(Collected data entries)
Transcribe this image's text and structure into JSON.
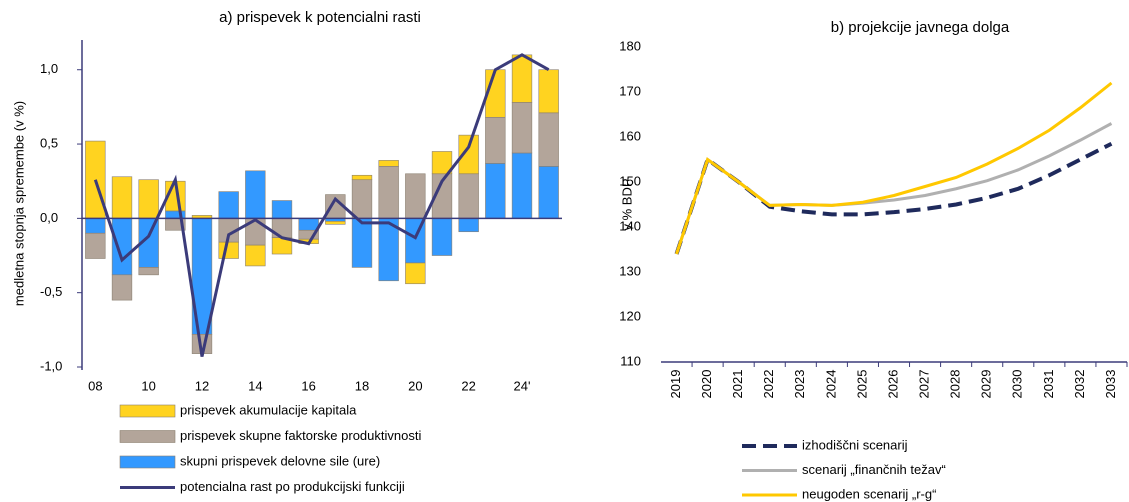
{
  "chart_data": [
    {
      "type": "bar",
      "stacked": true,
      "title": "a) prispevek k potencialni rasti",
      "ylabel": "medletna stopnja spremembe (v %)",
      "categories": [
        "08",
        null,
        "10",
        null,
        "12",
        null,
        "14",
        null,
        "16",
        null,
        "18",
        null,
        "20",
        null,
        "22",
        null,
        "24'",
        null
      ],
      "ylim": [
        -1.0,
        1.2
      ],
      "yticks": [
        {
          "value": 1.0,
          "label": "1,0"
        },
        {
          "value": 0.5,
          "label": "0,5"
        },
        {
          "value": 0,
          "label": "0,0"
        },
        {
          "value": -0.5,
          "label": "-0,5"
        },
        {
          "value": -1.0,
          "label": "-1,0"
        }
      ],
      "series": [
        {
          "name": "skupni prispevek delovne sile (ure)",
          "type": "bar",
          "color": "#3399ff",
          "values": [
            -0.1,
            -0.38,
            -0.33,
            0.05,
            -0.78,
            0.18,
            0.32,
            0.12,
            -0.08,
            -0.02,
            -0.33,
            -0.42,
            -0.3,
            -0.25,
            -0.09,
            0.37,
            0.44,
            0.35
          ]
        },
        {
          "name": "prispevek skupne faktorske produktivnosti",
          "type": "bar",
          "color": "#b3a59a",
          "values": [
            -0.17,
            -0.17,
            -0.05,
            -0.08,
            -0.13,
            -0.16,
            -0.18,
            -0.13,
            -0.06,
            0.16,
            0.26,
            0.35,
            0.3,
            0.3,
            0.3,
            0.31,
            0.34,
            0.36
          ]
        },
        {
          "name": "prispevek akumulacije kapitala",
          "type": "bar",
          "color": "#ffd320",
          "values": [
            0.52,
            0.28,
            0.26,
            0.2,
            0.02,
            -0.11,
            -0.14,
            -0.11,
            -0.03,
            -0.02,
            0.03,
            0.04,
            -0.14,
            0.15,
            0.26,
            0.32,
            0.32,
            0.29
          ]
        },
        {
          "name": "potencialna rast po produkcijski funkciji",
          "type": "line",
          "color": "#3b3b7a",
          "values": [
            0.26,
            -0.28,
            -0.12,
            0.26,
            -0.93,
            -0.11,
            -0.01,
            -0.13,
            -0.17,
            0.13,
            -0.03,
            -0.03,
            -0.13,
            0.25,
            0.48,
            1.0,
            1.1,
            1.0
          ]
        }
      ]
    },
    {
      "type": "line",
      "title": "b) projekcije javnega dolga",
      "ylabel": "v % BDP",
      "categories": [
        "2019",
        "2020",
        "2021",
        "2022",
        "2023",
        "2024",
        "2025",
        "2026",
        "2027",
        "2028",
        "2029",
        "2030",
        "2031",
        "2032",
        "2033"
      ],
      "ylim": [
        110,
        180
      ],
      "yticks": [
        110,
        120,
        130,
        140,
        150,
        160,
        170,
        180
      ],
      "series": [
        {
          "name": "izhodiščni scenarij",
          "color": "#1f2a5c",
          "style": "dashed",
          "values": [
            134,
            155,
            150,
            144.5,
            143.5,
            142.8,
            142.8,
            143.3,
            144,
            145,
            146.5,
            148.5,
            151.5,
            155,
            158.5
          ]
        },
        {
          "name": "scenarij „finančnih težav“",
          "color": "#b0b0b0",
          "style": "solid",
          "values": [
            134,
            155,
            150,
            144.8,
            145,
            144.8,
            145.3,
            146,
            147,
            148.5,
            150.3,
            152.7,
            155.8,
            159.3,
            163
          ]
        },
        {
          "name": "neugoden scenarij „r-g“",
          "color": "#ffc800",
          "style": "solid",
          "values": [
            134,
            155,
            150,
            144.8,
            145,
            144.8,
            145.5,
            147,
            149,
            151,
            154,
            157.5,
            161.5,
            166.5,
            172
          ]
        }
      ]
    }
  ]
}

---

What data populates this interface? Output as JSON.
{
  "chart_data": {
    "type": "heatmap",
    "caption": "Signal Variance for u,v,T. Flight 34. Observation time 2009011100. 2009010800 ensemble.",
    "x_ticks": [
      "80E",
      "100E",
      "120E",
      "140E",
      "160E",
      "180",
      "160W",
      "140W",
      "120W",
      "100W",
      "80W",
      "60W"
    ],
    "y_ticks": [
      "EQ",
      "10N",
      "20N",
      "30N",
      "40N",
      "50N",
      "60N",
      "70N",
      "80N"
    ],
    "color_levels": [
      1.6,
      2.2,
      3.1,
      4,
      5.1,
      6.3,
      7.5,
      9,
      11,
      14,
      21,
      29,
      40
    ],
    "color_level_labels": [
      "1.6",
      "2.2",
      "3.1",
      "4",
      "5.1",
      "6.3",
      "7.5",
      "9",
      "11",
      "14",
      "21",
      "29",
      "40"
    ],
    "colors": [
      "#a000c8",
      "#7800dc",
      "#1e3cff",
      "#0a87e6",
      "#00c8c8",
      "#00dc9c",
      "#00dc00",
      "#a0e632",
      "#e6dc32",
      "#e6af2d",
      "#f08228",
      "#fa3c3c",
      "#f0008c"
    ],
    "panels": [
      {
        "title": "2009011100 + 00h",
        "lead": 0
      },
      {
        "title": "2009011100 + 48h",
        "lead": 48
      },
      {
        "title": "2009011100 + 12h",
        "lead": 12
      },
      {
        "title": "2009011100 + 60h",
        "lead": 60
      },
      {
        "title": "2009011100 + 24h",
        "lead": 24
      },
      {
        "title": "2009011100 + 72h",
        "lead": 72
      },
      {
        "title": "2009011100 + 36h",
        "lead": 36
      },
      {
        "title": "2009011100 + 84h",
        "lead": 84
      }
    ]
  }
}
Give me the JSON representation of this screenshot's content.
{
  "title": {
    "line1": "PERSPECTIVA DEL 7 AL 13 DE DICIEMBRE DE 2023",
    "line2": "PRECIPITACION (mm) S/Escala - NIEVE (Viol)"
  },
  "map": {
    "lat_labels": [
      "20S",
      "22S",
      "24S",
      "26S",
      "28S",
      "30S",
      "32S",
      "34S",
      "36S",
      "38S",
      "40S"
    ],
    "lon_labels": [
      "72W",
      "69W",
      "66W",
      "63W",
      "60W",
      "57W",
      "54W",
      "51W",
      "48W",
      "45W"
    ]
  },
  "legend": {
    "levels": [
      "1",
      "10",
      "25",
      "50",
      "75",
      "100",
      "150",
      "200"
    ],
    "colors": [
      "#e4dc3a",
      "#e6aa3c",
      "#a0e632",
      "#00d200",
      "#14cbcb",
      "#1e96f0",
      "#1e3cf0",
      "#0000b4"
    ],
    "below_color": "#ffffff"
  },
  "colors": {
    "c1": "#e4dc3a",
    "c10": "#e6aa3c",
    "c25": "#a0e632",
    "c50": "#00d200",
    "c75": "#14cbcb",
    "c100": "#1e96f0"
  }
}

### Requirements
Copy all lines from the entries that contain the word "this".

### Task solution
Transcribe this image's text and structure into JSON.
What data populates this interface? Output as JSON.
Give me the JSON representation of this screenshot's content.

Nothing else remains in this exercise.